→ **Records shown**:
======
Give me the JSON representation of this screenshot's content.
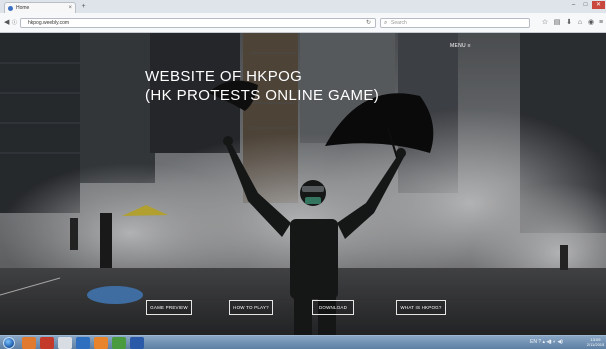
{
  "browser": {
    "tab_title": "Home",
    "tab_close": "×",
    "new_tab": "+",
    "url": "hkpog.weebly.com",
    "reload_icon": "↻",
    "search_placeholder": "Search",
    "window_min": "–",
    "window_max": "□",
    "window_close": "✕"
  },
  "site": {
    "menu_label": "MENU ≡",
    "title_line1": "WEBSITE OF HKPOG",
    "title_line2": "(HK PROTESTS ONLINE GAME)",
    "buttons": [
      "GAME PREVIEW",
      "HOW TO PLAY?",
      "DOWNLOAD",
      "WHAT IS HKPOG?"
    ]
  },
  "taskbar": {
    "tray": "EN ? ▴ ◂▮ ◐ ◀)",
    "clock_time": "13:09",
    "clock_date": "2/11/2015"
  },
  "colors": {
    "accent_close": "#c9473e",
    "taskbar": "#5d7fa3",
    "hero_text": "#ffffff"
  },
  "icons": [
    "back-icon",
    "site-info-icon",
    "reload-icon",
    "search-icon",
    "star-icon",
    "reading-list-icon",
    "download-icon",
    "home-icon",
    "chat-icon",
    "menu-icon"
  ]
}
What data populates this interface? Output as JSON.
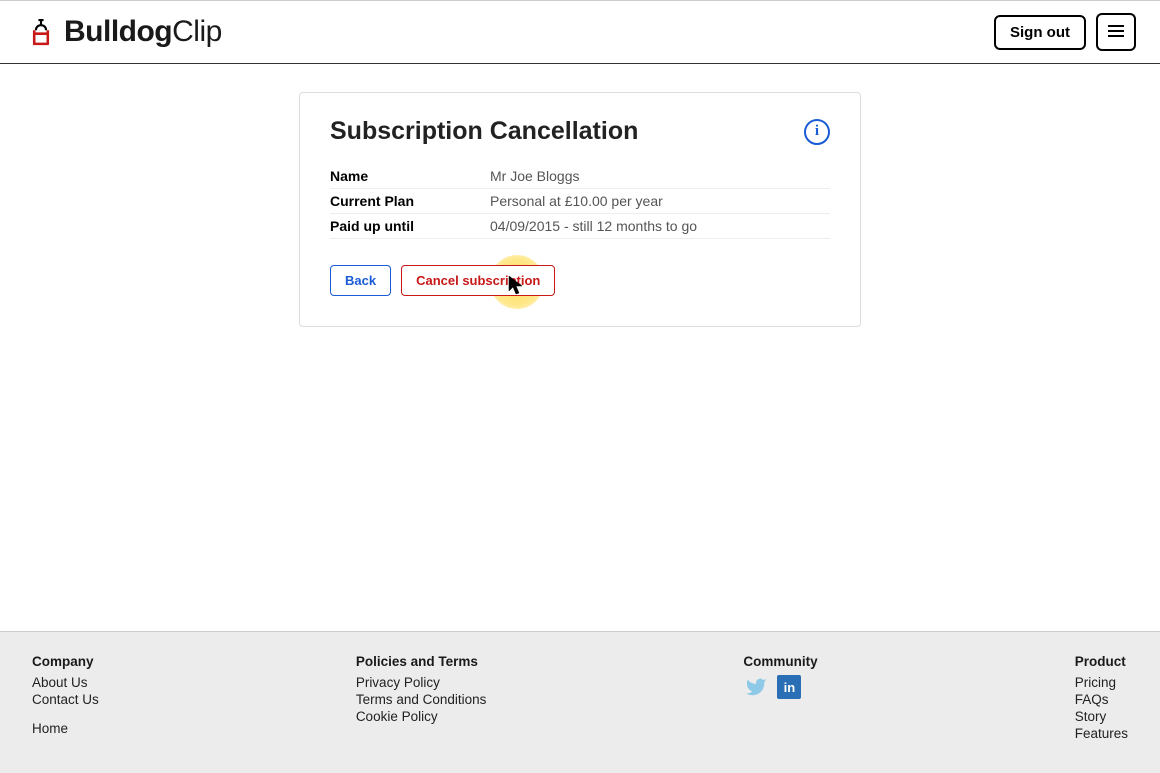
{
  "header": {
    "logo_bold": "Bulldog",
    "logo_light": "Clip",
    "sign_out": "Sign out"
  },
  "card": {
    "title": "Subscription Cancellation",
    "rows": [
      {
        "label": "Name",
        "value": "Mr Joe Bloggs"
      },
      {
        "label": "Current Plan",
        "value": "Personal at £10.00 per year"
      },
      {
        "label": "Paid up until",
        "value": "04/09/2015 - still 12 months to go"
      }
    ],
    "back_label": "Back",
    "cancel_label": "Cancel subscription"
  },
  "footer": {
    "company": {
      "heading": "Company",
      "links": [
        "About Us",
        "Contact Us"
      ],
      "home": "Home"
    },
    "policies": {
      "heading": "Policies and Terms",
      "links": [
        "Privacy Policy",
        "Terms and Conditions",
        "Cookie Policy"
      ]
    },
    "community": {
      "heading": "Community"
    },
    "product": {
      "heading": "Product",
      "links": [
        "Pricing",
        "FAQs",
        "Story",
        "Features"
      ]
    }
  }
}
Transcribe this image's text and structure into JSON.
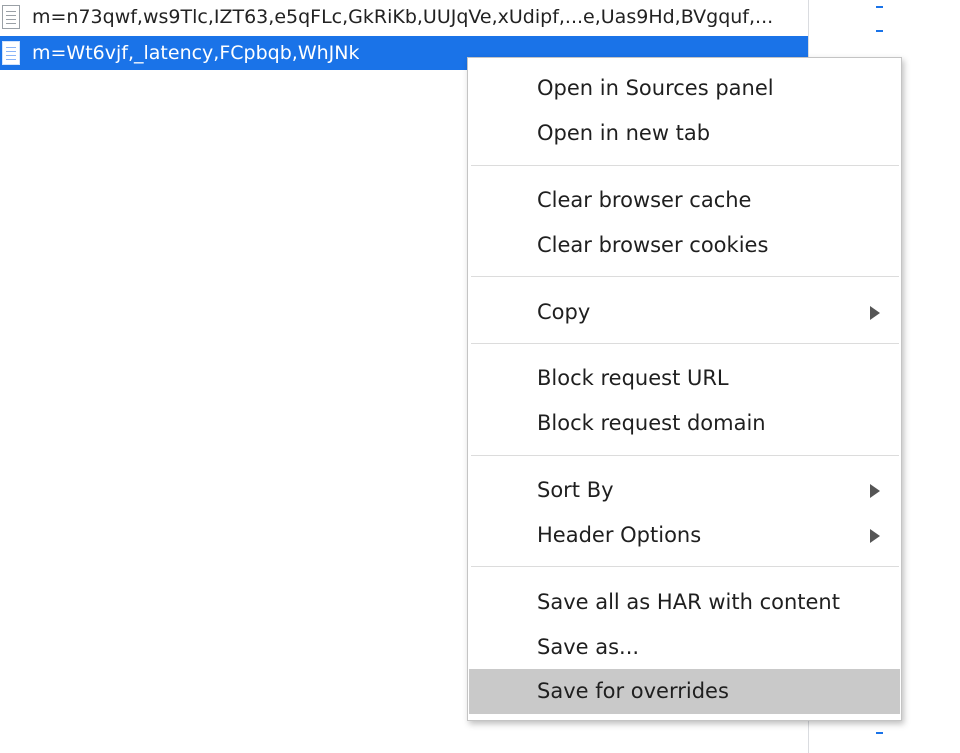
{
  "requests": [
    {
      "name": "m=n73qwf,ws9Tlc,IZT63,e5qFLc,GkRiKb,UUJqVe,xUdipf,...e,Uas9Hd,BVgquf,...",
      "icon": "document-icon",
      "selected": false
    },
    {
      "name": "m=Wt6vjf,_latency,FCpbqb,WhJNk",
      "icon": "document-icon",
      "selected": true
    }
  ],
  "context_menu": {
    "items": [
      {
        "label": "Open in Sources panel",
        "submenu": false,
        "highlighted": false
      },
      {
        "label": "Open in new tab",
        "submenu": false,
        "highlighted": false
      },
      {
        "label": "Clear browser cache",
        "submenu": false,
        "highlighted": false
      },
      {
        "label": "Clear browser cookies",
        "submenu": false,
        "highlighted": false
      },
      {
        "label": "Copy",
        "submenu": true,
        "highlighted": false
      },
      {
        "label": "Block request URL",
        "submenu": false,
        "highlighted": false
      },
      {
        "label": "Block request domain",
        "submenu": false,
        "highlighted": false
      },
      {
        "label": "Sort By",
        "submenu": true,
        "highlighted": false
      },
      {
        "label": "Header Options",
        "submenu": true,
        "highlighted": false
      },
      {
        "label": "Save all as HAR with content",
        "submenu": false,
        "highlighted": false
      },
      {
        "label": "Save as...",
        "submenu": false,
        "highlighted": false
      },
      {
        "label": "Save for overrides",
        "submenu": false,
        "highlighted": true
      }
    ]
  },
  "colors": {
    "selection": "#1a73e8",
    "menu_highlight": "#c9c9c9"
  }
}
======
→ **Exercise**: Show all lines from the records above where the word "JSON" occurs.

→ **Solution to this problem**:
Give me the JSON representation of this screenshot's content.
What data populates this interface? Output as JSON.
Transcribe this image's text and structure into JSON.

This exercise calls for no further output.